* **Records for processing**:
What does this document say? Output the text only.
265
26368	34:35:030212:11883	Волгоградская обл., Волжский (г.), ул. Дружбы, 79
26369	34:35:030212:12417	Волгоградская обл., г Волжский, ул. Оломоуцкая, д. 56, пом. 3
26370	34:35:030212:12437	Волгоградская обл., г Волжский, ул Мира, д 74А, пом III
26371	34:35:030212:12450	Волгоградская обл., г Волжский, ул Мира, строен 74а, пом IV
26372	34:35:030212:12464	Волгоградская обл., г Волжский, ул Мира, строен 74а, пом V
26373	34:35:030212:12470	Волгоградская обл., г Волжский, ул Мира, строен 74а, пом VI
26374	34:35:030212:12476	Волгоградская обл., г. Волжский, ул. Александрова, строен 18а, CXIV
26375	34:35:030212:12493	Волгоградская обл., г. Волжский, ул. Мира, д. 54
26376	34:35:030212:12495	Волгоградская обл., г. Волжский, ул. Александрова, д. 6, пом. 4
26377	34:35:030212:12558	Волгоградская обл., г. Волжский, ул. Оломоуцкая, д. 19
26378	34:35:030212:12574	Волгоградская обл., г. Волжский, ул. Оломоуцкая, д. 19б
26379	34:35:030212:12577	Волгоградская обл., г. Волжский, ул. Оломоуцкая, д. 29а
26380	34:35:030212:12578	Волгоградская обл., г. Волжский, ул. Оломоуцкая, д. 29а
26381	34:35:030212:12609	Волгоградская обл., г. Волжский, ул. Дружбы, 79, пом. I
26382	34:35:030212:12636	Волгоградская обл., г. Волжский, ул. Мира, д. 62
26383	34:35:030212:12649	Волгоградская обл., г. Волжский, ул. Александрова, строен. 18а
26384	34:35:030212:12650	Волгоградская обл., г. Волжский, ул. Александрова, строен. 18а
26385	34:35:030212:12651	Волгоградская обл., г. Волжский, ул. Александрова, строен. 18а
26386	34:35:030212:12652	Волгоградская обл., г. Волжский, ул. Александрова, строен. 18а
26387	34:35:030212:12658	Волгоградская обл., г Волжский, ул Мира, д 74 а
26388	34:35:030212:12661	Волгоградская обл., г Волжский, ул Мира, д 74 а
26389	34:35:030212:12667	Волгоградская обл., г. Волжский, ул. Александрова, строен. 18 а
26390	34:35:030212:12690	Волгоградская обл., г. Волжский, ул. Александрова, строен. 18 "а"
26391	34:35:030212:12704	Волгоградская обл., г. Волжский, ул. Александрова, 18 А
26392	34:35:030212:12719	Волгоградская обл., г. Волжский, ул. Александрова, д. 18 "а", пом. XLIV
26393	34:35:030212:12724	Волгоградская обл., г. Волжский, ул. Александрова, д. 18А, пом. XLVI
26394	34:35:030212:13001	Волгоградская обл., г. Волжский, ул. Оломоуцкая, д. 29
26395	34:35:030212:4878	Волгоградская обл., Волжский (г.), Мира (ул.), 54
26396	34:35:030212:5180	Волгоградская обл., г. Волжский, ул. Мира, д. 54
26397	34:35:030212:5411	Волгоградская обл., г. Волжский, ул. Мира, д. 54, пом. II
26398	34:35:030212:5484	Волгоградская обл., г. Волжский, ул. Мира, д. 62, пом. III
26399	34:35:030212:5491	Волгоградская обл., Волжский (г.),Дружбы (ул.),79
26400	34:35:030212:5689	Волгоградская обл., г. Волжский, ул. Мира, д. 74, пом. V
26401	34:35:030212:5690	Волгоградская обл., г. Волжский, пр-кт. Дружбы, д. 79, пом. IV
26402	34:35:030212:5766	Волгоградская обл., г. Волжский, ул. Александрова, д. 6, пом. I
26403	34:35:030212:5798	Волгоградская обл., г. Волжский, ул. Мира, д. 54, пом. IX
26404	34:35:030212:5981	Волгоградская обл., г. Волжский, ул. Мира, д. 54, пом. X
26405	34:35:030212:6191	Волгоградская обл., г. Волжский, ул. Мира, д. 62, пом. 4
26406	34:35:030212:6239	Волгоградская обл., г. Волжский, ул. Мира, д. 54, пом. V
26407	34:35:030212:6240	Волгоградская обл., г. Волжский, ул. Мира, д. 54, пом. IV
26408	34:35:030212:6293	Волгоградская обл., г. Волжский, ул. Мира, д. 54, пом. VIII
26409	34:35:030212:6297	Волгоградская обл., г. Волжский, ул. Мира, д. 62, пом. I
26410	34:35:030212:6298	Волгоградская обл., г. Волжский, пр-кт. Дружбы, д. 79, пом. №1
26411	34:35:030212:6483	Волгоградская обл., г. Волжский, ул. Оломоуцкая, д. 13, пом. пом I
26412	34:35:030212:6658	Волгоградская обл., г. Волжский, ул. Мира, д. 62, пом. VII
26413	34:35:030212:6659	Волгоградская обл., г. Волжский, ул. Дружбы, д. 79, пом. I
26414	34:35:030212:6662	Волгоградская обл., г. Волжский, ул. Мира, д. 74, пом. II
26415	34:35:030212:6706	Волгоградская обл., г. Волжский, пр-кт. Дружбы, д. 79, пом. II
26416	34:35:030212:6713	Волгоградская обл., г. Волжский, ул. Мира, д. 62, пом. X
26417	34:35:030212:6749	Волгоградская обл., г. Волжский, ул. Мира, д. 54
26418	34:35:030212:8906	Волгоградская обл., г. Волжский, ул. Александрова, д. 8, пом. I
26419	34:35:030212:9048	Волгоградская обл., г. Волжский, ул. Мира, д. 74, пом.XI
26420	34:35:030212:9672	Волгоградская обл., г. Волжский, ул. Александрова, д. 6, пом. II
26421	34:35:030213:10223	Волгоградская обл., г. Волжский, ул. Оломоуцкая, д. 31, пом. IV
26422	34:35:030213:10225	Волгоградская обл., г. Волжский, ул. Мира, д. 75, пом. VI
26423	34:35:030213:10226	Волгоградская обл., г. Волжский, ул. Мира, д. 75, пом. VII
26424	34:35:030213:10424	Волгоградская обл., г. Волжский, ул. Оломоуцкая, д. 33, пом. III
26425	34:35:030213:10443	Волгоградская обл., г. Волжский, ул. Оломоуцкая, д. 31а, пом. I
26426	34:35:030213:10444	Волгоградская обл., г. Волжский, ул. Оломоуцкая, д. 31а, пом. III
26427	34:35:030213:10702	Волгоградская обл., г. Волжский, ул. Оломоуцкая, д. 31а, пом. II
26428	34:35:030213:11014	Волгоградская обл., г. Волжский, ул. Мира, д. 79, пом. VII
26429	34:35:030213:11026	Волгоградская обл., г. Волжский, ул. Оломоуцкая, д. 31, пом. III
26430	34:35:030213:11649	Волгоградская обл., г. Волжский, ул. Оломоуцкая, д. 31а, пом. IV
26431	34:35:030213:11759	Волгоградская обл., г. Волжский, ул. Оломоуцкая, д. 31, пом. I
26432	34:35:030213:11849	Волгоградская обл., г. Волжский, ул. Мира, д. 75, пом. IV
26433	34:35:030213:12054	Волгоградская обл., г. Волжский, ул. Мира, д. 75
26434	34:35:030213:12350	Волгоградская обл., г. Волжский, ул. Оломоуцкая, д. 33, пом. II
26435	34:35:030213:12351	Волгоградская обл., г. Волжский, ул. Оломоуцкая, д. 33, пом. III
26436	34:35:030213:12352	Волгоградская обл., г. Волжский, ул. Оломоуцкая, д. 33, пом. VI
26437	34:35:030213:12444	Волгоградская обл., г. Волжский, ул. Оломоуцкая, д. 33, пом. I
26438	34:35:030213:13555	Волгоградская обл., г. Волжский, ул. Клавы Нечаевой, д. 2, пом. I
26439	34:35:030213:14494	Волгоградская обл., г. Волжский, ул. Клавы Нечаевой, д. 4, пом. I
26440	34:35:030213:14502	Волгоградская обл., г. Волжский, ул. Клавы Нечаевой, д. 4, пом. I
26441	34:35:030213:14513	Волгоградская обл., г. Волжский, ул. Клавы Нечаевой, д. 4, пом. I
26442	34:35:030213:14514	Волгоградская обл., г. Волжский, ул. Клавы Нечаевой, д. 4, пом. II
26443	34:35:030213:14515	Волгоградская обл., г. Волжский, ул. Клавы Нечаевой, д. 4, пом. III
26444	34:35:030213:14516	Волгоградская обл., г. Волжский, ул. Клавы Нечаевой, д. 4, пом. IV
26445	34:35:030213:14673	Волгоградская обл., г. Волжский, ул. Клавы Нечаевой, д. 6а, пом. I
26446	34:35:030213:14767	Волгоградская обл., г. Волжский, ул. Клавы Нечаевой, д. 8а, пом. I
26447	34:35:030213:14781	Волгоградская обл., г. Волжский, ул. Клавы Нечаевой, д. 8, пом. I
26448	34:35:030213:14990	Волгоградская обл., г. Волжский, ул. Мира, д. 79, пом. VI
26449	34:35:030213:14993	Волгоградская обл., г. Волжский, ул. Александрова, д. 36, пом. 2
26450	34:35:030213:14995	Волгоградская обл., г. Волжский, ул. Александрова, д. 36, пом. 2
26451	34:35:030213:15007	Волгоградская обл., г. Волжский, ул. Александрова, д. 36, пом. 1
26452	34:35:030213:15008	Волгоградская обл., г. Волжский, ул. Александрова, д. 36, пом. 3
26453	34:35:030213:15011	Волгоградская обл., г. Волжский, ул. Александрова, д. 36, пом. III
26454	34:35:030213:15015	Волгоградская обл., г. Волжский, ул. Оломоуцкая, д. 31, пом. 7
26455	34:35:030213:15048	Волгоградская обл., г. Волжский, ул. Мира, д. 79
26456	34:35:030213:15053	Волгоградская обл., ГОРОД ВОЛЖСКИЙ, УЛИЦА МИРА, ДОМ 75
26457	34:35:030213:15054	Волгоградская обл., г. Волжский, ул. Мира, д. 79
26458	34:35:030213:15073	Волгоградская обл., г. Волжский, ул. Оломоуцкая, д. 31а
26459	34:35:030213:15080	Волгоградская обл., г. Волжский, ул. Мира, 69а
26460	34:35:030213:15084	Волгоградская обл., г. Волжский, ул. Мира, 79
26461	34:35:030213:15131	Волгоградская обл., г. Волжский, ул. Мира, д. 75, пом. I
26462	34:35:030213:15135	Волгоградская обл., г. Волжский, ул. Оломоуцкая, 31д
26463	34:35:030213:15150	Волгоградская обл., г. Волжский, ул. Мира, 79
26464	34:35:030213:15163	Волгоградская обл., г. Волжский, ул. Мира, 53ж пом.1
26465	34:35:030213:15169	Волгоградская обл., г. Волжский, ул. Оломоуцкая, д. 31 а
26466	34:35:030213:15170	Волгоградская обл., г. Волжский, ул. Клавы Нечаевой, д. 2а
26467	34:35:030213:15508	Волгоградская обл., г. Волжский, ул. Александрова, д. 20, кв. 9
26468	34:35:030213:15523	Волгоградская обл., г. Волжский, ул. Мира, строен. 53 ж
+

* **Exercise prompt**:
In the entries above, find every line holding the word "Клавы" and copy it out.

* **Answer to the task**:
26438	34:35:030213:13555	Волгоградская обл., г. Волжский, ул. Клавы Нечаевой, д. 2, пом. I
26439	34:35:030213:14494	Волгоградская обл., г. Волжский, ул. Клавы Нечаевой, д. 4, пом. I
26440	34:35:030213:14502	Волгоградская обл., г. Волжский, ул. Клавы Нечаевой, д. 4, пом. I
26441	34:35:030213:14513	Волгоградская обл., г. Волжский, ул. Клавы Нечаевой, д. 4, пом. I
26442	34:35:030213:14514	Волгоградская обл., г. Волжский, ул. Клавы Нечаевой, д. 4, пом. II
26443	34:35:030213:14515	Волгоградская обл., г. Волжский, ул. Клавы Нечаевой, д. 4, пом. III
26444	34:35:030213:14516	Волгоградская обл., г. Волжский, ул. Клавы Нечаевой, д. 4, пом. IV
26445	34:35:030213:14673	Волгоградская обл., г. Волжский, ул. Клавы Нечаевой, д. 6а, пом. I
26446	34:35:030213:14767	Волгоградская обл., г. Волжский, ул. Клавы Нечаевой, д. 8а, пом. I
26447	34:35:030213:14781	Волгоградская обл., г. Волжский, ул. Клавы Нечаевой, д. 8, пом. I
26466	34:35:030213:15170	Волгоградская обл., г. Волжский, ул. Клавы Нечаевой, д. 2а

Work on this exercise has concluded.